━━ Extracted entries ━━

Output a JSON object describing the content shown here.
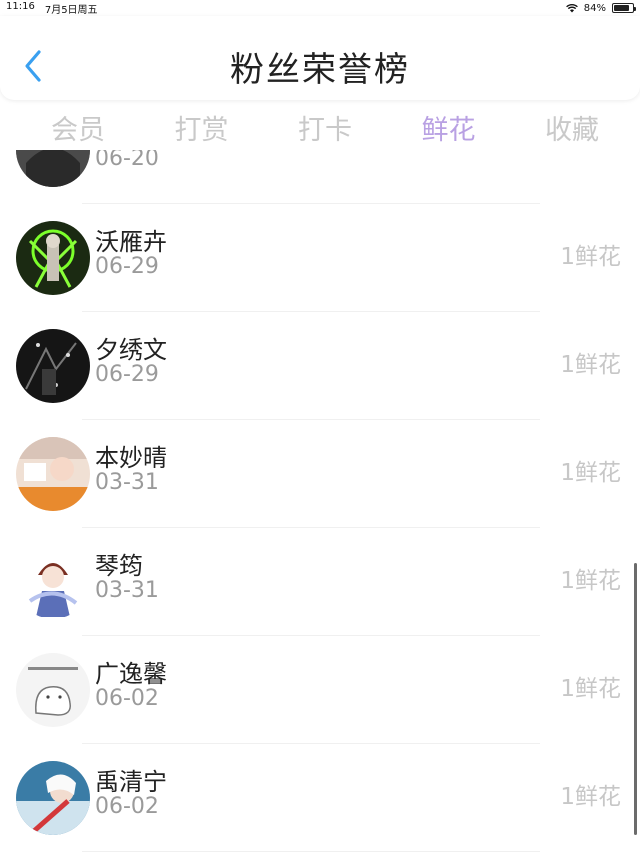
{
  "status_bar": {
    "time": "11:16",
    "date": "7月5日周五",
    "battery": "84%",
    "battery_level": 0.84
  },
  "header": {
    "title": "粉丝荣誉榜",
    "accent_color": "#3aa0f0"
  },
  "tabs": [
    {
      "label": "会员",
      "active": false
    },
    {
      "label": "打赏",
      "active": false
    },
    {
      "label": "打卡",
      "active": false
    },
    {
      "label": "鲜花",
      "active": true
    },
    {
      "label": "收藏",
      "active": false
    }
  ],
  "list": {
    "items": [
      {
        "name": "",
        "date": "06-20",
        "count": "",
        "avatar": "gray-photo"
      },
      {
        "name": "沃雁卉",
        "date": "06-29",
        "count": "1鲜花",
        "avatar": "green-glow-figure"
      },
      {
        "name": "夕绣文",
        "date": "06-29",
        "count": "1鲜花",
        "avatar": "dark-photo"
      },
      {
        "name": "本妙晴",
        "date": "03-31",
        "count": "1鲜花",
        "avatar": "orange-photo"
      },
      {
        "name": "琴筠",
        "date": "03-31",
        "count": "1鲜花",
        "avatar": "anime-boy"
      },
      {
        "name": "广逸馨",
        "date": "06-02",
        "count": "1鲜花",
        "avatar": "cartoon-sketch"
      },
      {
        "name": "禹清宁",
        "date": "06-02",
        "count": "1鲜花",
        "avatar": "winter-girl"
      }
    ]
  },
  "colors": {
    "tab_active": "#b9a1e3",
    "tab_inactive": "#c9c9c9",
    "date": "#9a9a9a",
    "count": "#c7c7c7"
  }
}
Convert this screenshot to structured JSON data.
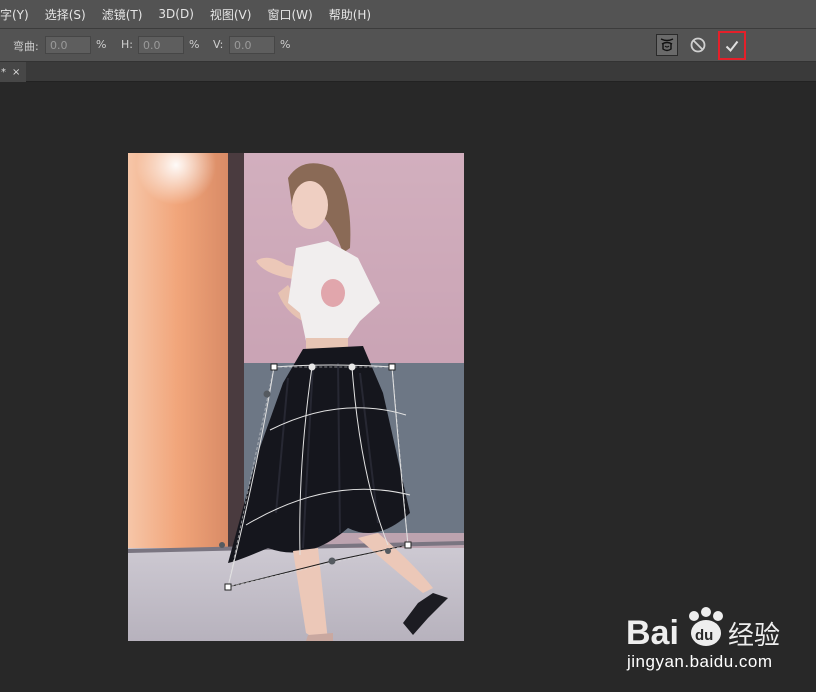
{
  "menu": {
    "items": [
      "字(Y)",
      "选择(S)",
      "滤镜(T)",
      "3D(D)",
      "视图(V)",
      "窗口(W)",
      "帮助(H)"
    ]
  },
  "options": {
    "bend_label": "弯曲:",
    "bend_value": "0.0",
    "h_label": "H:",
    "h_value": "0.0",
    "v_label": "V:",
    "v_value": "0.0",
    "percent": "%",
    "icons": {
      "warp_mode": "warp-mode-icon",
      "cancel": "cancel-transform-icon",
      "commit": "commit-check-icon"
    },
    "commit_highlight_color": "#e4202a"
  },
  "document": {
    "tab_label": "*",
    "close_glyph": "×"
  },
  "watermark": {
    "brand": "Bai",
    "brand2": "du",
    "suffix": "经验",
    "url": "jingyan.baidu.com"
  }
}
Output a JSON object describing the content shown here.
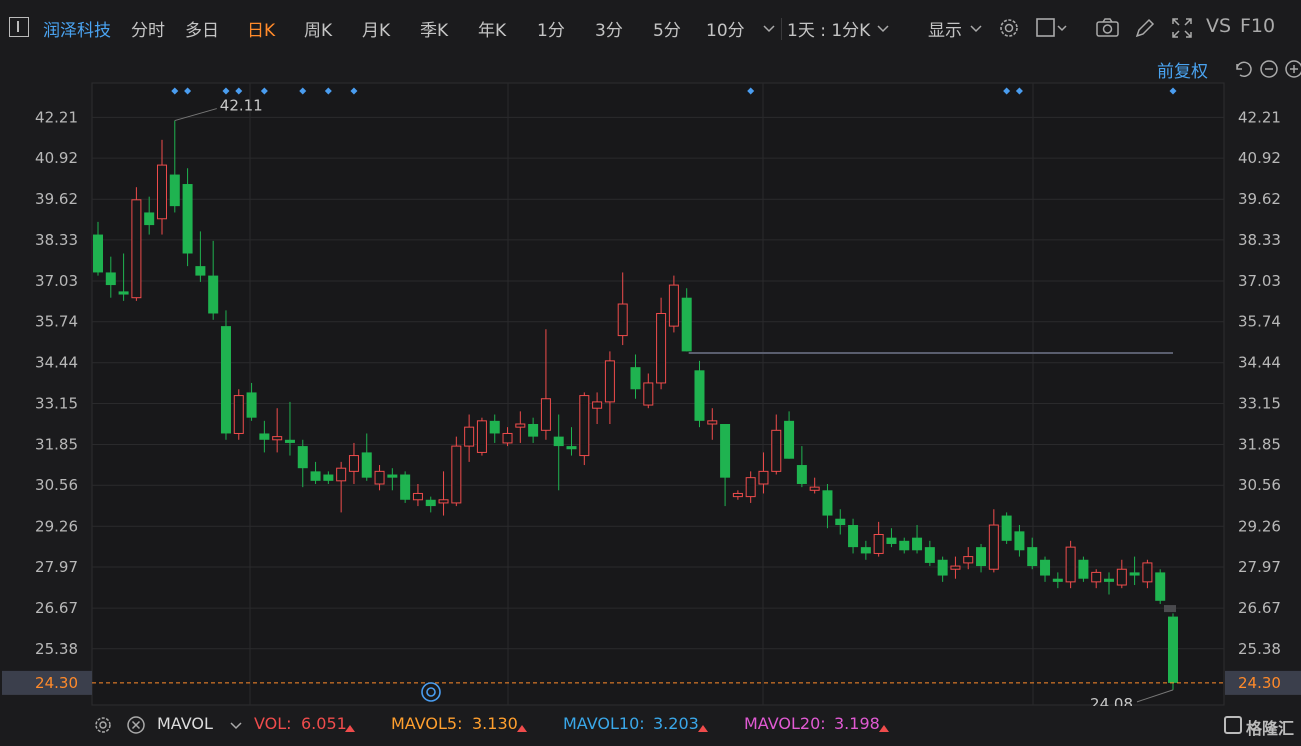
{
  "toolbar": {
    "stock_name": "润泽科技",
    "periods": [
      "分时",
      "多日",
      "日K",
      "周K",
      "月K",
      "季K",
      "年K",
      "1分",
      "3分",
      "5分",
      "10分"
    ],
    "active_period": "日K",
    "interval_select": "1天 : 1分K",
    "display_label": "显示",
    "vs_label": "VS",
    "f10_label": "F10"
  },
  "adjust_label": "前复权",
  "price_highlight_color": "#ff8a2a",
  "up_color": "#ef4c4c",
  "down_color": "#1fb350",
  "chart_data": {
    "type": "candlestick",
    "y_ticks": [
      "42.21",
      "40.92",
      "39.62",
      "38.33",
      "37.03",
      "35.74",
      "34.44",
      "33.15",
      "31.85",
      "30.56",
      "29.26",
      "27.97",
      "26.67",
      "25.38"
    ],
    "ylim": [
      23.6,
      43.3
    ],
    "current_price": "24.30",
    "high_label": "42.11",
    "low_label": "24.08",
    "resistance_level": 34.75,
    "marker_indices": [
      6,
      7,
      10,
      11,
      13,
      16,
      18,
      20,
      51,
      71,
      72,
      84
    ],
    "candles": [
      {
        "o": 38.5,
        "h": 38.9,
        "l": 37.2,
        "c": 37.3
      },
      {
        "o": 37.3,
        "h": 37.8,
        "l": 36.5,
        "c": 36.9
      },
      {
        "o": 36.7,
        "h": 37.9,
        "l": 36.4,
        "c": 36.6
      },
      {
        "o": 36.5,
        "h": 40.0,
        "l": 36.4,
        "c": 39.6
      },
      {
        "o": 39.2,
        "h": 39.7,
        "l": 38.5,
        "c": 38.8
      },
      {
        "o": 39.0,
        "h": 41.5,
        "l": 38.5,
        "c": 40.7
      },
      {
        "o": 40.4,
        "h": 42.11,
        "l": 39.2,
        "c": 39.4
      },
      {
        "o": 40.1,
        "h": 40.6,
        "l": 37.5,
        "c": 37.9
      },
      {
        "o": 37.5,
        "h": 38.6,
        "l": 37.0,
        "c": 37.2
      },
      {
        "o": 37.2,
        "h": 38.3,
        "l": 35.8,
        "c": 36.0
      },
      {
        "o": 35.6,
        "h": 36.1,
        "l": 32.0,
        "c": 32.2
      },
      {
        "o": 32.2,
        "h": 33.6,
        "l": 32.0,
        "c": 33.4
      },
      {
        "o": 33.5,
        "h": 33.8,
        "l": 32.6,
        "c": 32.7
      },
      {
        "o": 32.2,
        "h": 32.6,
        "l": 31.6,
        "c": 32.0
      },
      {
        "o": 32.0,
        "h": 33.0,
        "l": 31.6,
        "c": 32.1
      },
      {
        "o": 32.0,
        "h": 33.2,
        "l": 31.5,
        "c": 31.9
      },
      {
        "o": 31.8,
        "h": 32.0,
        "l": 30.5,
        "c": 31.1
      },
      {
        "o": 31.0,
        "h": 31.3,
        "l": 30.6,
        "c": 30.7
      },
      {
        "o": 30.9,
        "h": 31.0,
        "l": 30.6,
        "c": 30.7
      },
      {
        "o": 30.7,
        "h": 31.3,
        "l": 29.7,
        "c": 31.1
      },
      {
        "o": 31.0,
        "h": 31.9,
        "l": 30.6,
        "c": 31.5
      },
      {
        "o": 31.6,
        "h": 32.2,
        "l": 30.7,
        "c": 30.8
      },
      {
        "o": 30.6,
        "h": 31.2,
        "l": 30.4,
        "c": 31.0
      },
      {
        "o": 30.9,
        "h": 31.1,
        "l": 30.4,
        "c": 30.8
      },
      {
        "o": 30.9,
        "h": 31.0,
        "l": 30.0,
        "c": 30.1
      },
      {
        "o": 30.1,
        "h": 30.6,
        "l": 29.9,
        "c": 30.3
      },
      {
        "o": 30.1,
        "h": 30.2,
        "l": 29.7,
        "c": 29.9
      },
      {
        "o": 30.0,
        "h": 31.0,
        "l": 29.6,
        "c": 30.1
      },
      {
        "o": 30.0,
        "h": 32.1,
        "l": 29.9,
        "c": 31.8
      },
      {
        "o": 31.8,
        "h": 32.8,
        "l": 31.3,
        "c": 32.4
      },
      {
        "o": 31.6,
        "h": 32.7,
        "l": 31.5,
        "c": 32.6
      },
      {
        "o": 32.6,
        "h": 32.8,
        "l": 31.9,
        "c": 32.2
      },
      {
        "o": 31.9,
        "h": 32.4,
        "l": 31.8,
        "c": 32.2
      },
      {
        "o": 32.4,
        "h": 32.9,
        "l": 31.9,
        "c": 32.5
      },
      {
        "o": 32.5,
        "h": 32.7,
        "l": 31.9,
        "c": 32.1
      },
      {
        "o": 32.3,
        "h": 35.5,
        "l": 32.0,
        "c": 33.3
      },
      {
        "o": 32.1,
        "h": 32.8,
        "l": 30.4,
        "c": 31.8
      },
      {
        "o": 31.8,
        "h": 32.4,
        "l": 31.5,
        "c": 31.7
      },
      {
        "o": 31.5,
        "h": 33.5,
        "l": 31.2,
        "c": 33.4
      },
      {
        "o": 33.0,
        "h": 33.5,
        "l": 32.5,
        "c": 33.2
      },
      {
        "o": 33.2,
        "h": 34.8,
        "l": 32.5,
        "c": 34.5
      },
      {
        "o": 35.3,
        "h": 37.3,
        "l": 35.0,
        "c": 36.3
      },
      {
        "o": 34.3,
        "h": 34.7,
        "l": 33.3,
        "c": 33.6
      },
      {
        "o": 33.1,
        "h": 34.1,
        "l": 33.0,
        "c": 33.8
      },
      {
        "o": 33.8,
        "h": 36.5,
        "l": 33.6,
        "c": 36.0
      },
      {
        "o": 35.6,
        "h": 37.2,
        "l": 35.4,
        "c": 36.9
      },
      {
        "o": 36.5,
        "h": 36.8,
        "l": 34.8,
        "c": 34.8
      },
      {
        "o": 34.2,
        "h": 34.5,
        "l": 32.4,
        "c": 32.6
      },
      {
        "o": 32.5,
        "h": 33.0,
        "l": 32.0,
        "c": 32.6
      },
      {
        "o": 32.5,
        "h": 32.5,
        "l": 29.9,
        "c": 30.8
      },
      {
        "o": 30.2,
        "h": 30.4,
        "l": 30.1,
        "c": 30.3
      },
      {
        "o": 30.2,
        "h": 31.0,
        "l": 30.0,
        "c": 30.8
      },
      {
        "o": 30.6,
        "h": 31.6,
        "l": 30.3,
        "c": 31.0
      },
      {
        "o": 31.0,
        "h": 32.8,
        "l": 30.9,
        "c": 32.3
      },
      {
        "o": 32.6,
        "h": 32.9,
        "l": 31.4,
        "c": 31.4
      },
      {
        "o": 31.2,
        "h": 31.8,
        "l": 30.5,
        "c": 30.6
      },
      {
        "o": 30.4,
        "h": 30.8,
        "l": 30.3,
        "c": 30.5
      },
      {
        "o": 30.4,
        "h": 30.6,
        "l": 29.2,
        "c": 29.6
      },
      {
        "o": 29.5,
        "h": 29.8,
        "l": 29.0,
        "c": 29.3
      },
      {
        "o": 29.3,
        "h": 29.5,
        "l": 28.4,
        "c": 28.6
      },
      {
        "o": 28.6,
        "h": 28.8,
        "l": 28.2,
        "c": 28.4
      },
      {
        "o": 28.4,
        "h": 29.4,
        "l": 28.3,
        "c": 29.0
      },
      {
        "o": 28.9,
        "h": 29.2,
        "l": 28.6,
        "c": 28.7
      },
      {
        "o": 28.8,
        "h": 28.9,
        "l": 28.4,
        "c": 28.5
      },
      {
        "o": 28.9,
        "h": 29.3,
        "l": 28.4,
        "c": 28.5
      },
      {
        "o": 28.6,
        "h": 28.8,
        "l": 28.0,
        "c": 28.1
      },
      {
        "o": 28.2,
        "h": 28.3,
        "l": 27.5,
        "c": 27.7
      },
      {
        "o": 27.9,
        "h": 28.3,
        "l": 27.6,
        "c": 28.0
      },
      {
        "o": 28.1,
        "h": 28.6,
        "l": 27.9,
        "c": 28.3
      },
      {
        "o": 28.6,
        "h": 28.7,
        "l": 27.8,
        "c": 28.0
      },
      {
        "o": 27.9,
        "h": 29.8,
        "l": 27.8,
        "c": 29.3
      },
      {
        "o": 29.6,
        "h": 29.7,
        "l": 28.7,
        "c": 28.8
      },
      {
        "o": 29.1,
        "h": 29.3,
        "l": 28.3,
        "c": 28.5
      },
      {
        "o": 28.6,
        "h": 28.9,
        "l": 27.9,
        "c": 28.0
      },
      {
        "o": 28.2,
        "h": 28.3,
        "l": 27.5,
        "c": 27.7
      },
      {
        "o": 27.6,
        "h": 27.8,
        "l": 27.3,
        "c": 27.5
      },
      {
        "o": 27.5,
        "h": 28.8,
        "l": 27.3,
        "c": 28.6
      },
      {
        "o": 28.2,
        "h": 28.3,
        "l": 27.5,
        "c": 27.6
      },
      {
        "o": 27.5,
        "h": 27.9,
        "l": 27.3,
        "c": 27.8
      },
      {
        "o": 27.6,
        "h": 27.8,
        "l": 27.1,
        "c": 27.5
      },
      {
        "o": 27.4,
        "h": 28.2,
        "l": 27.3,
        "c": 27.9
      },
      {
        "o": 27.8,
        "h": 28.3,
        "l": 27.4,
        "c": 27.7
      },
      {
        "o": 27.5,
        "h": 28.2,
        "l": 27.3,
        "c": 28.1
      },
      {
        "o": 27.8,
        "h": 27.9,
        "l": 26.8,
        "c": 26.9
      },
      {
        "o": 26.4,
        "h": 26.5,
        "l": 24.08,
        "c": 24.3
      }
    ]
  },
  "volume_indicator": {
    "name": "MAVOL",
    "vol_label": "VOL:",
    "vol_value": "6.051",
    "ma5_label": "MAVOL5:",
    "ma5_value": "3.130",
    "ma10_label": "MAVOL10:",
    "ma10_value": "3.203",
    "ma20_label": "MAVOL20:",
    "ma20_value": "3.198",
    "vol_color": "#ef4c4c",
    "ma5_color": "#ff9f2e",
    "ma10_color": "#3aa7e8",
    "ma20_color": "#e15ad3"
  },
  "watermark": "格隆汇"
}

━━━

▸ Exercise goal: Copy every line above in which the string "photo" shows up.

▸ Correct output:
        "avatar": "gray-photo"
        "avatar": "dark-photo"
        "avatar": "orange-photo"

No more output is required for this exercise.